Your job is to restate each entry word for word.

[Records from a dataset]

[Begin]

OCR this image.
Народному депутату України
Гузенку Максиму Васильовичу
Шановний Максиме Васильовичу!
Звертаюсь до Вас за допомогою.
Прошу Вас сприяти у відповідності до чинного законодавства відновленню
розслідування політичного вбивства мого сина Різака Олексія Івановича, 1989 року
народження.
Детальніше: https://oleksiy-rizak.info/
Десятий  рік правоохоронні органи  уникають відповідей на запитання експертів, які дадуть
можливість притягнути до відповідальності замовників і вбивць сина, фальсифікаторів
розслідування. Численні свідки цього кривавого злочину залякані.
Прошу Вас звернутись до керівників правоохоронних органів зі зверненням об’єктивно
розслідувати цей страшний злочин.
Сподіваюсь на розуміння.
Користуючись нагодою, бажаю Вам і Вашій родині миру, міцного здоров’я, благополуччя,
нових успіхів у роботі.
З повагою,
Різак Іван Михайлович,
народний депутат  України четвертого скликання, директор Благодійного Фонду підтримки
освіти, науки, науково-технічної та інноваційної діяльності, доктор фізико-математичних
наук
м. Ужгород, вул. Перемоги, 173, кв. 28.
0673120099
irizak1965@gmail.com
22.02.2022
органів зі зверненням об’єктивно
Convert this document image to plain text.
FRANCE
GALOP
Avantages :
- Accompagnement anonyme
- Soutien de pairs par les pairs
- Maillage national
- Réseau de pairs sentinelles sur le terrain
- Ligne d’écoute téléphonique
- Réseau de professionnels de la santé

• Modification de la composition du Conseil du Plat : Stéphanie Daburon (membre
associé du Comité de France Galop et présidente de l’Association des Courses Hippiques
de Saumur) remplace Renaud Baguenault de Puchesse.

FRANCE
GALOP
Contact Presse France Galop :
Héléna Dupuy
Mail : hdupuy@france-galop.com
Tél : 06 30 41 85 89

[End]

▶ [Solution]
OCR this image.
Народному депутату України
Гузенку Максиму Васильовичу
Шановний Максиме Васильовичу!
Звертаюсь до Вас за допомогою.
Прошу Вас сприяти у відповідності до чинного законодавства відновленню
розслідування політичного вбивства мого сина Різака Олексія Івановича, 1989 року
народження.
Детальніше: https://oleksiy-rizak.info/
Десятий  рік правоохоронні органи  уникають відповідей на запитання експертів, які дадуть
можливість притягнути до відповідальності замовників і вбивць сина, фальсифікаторів
розслідування. Численні свідки цього кривавого злочину залякані.
Прошу Вас звернутись до керівників правоохоронних органів зі зверненням об’єктивно
розслідувати цей страшний злочин.
Сподіваюсь на розуміння.
Користуючись нагодою, бажаю Вам і Вашій родині миру, міцного здоров’я, благополуччя,
нових успіхів у роботі.
З повагою,
Різак Іван Михайлович,
народний депутат  України четвертого скликання, директор Благодійного Фонду підтримки
освіти, науки, науково-технічної та інноваційної діяльності, доктор фізико-математичних
наук
м. Ужгород, вул. Перемоги, 173, кв. 28.
0673120099
irizak1965@gmail.com
22.02.2022
органів зі зверненням об’єктивно
Convert this document image to plain text.
FRANCE
GALOP
Avantages :
- Accompagnement anonyme
- Soutien de pairs par les pairs
- Maillage national
- Réseau de pairs sentinelles sur le terrain
- Ligne d’écoute téléphonique
- Réseau de professionnels de la santé

• Modification de la composition du Conseil du Plat : Stéphanie Daburon (membre
associé du Comité de France Galop et présidente de l’Association des Courses Hippiques
de Saumur) remplace Renaud Baguenault de Puchesse.

FRANCE
GALOP
Contact Presse France Galop :
Héléna Dupuy
Mail : hdupuy@france-galop.com
Tél : 06 30 41 85 89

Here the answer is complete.